Recorded data:

━━━━━━━━━━

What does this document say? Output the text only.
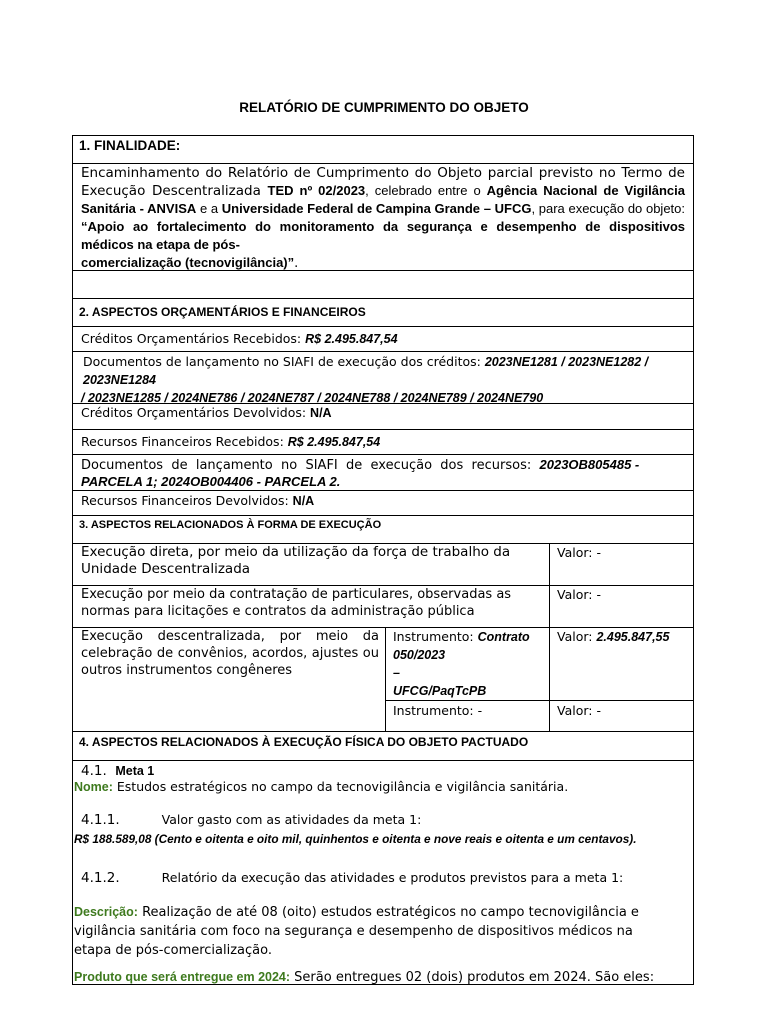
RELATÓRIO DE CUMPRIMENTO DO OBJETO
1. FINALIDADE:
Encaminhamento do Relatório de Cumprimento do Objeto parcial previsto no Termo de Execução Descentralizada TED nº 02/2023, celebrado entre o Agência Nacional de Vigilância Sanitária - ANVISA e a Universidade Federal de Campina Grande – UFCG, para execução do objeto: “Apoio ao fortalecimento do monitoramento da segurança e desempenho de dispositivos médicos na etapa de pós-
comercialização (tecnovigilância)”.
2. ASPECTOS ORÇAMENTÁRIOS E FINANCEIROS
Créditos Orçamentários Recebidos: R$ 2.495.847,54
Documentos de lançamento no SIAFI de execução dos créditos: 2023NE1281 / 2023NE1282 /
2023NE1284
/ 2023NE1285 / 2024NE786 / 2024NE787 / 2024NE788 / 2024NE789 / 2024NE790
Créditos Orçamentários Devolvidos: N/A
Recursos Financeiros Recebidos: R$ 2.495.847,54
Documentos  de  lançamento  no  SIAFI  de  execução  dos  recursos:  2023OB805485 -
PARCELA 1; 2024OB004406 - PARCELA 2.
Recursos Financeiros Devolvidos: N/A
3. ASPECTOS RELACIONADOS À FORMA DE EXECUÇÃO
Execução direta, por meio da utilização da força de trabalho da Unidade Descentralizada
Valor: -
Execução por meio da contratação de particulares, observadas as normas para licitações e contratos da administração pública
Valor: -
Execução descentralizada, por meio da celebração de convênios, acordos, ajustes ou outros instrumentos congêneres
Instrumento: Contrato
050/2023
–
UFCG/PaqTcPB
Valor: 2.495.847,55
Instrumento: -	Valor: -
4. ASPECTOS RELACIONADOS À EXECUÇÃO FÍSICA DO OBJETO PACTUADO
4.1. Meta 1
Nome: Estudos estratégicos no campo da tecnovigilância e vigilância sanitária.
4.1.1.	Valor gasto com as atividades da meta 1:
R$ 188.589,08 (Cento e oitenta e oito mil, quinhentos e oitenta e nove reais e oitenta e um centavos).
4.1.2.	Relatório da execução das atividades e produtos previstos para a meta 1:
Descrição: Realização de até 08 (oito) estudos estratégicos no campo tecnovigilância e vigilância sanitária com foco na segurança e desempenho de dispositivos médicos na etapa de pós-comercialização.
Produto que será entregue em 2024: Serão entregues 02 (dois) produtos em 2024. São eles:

━━━━━━━━━━

#### The request
Select, from the listing, all lines that include the word "Recebidos".

#### Answer to the task
Créditos Orçamentários Recebidos: R$ 2.495.847,54
Recursos Financeiros Recebidos: R$ 2.495.847,54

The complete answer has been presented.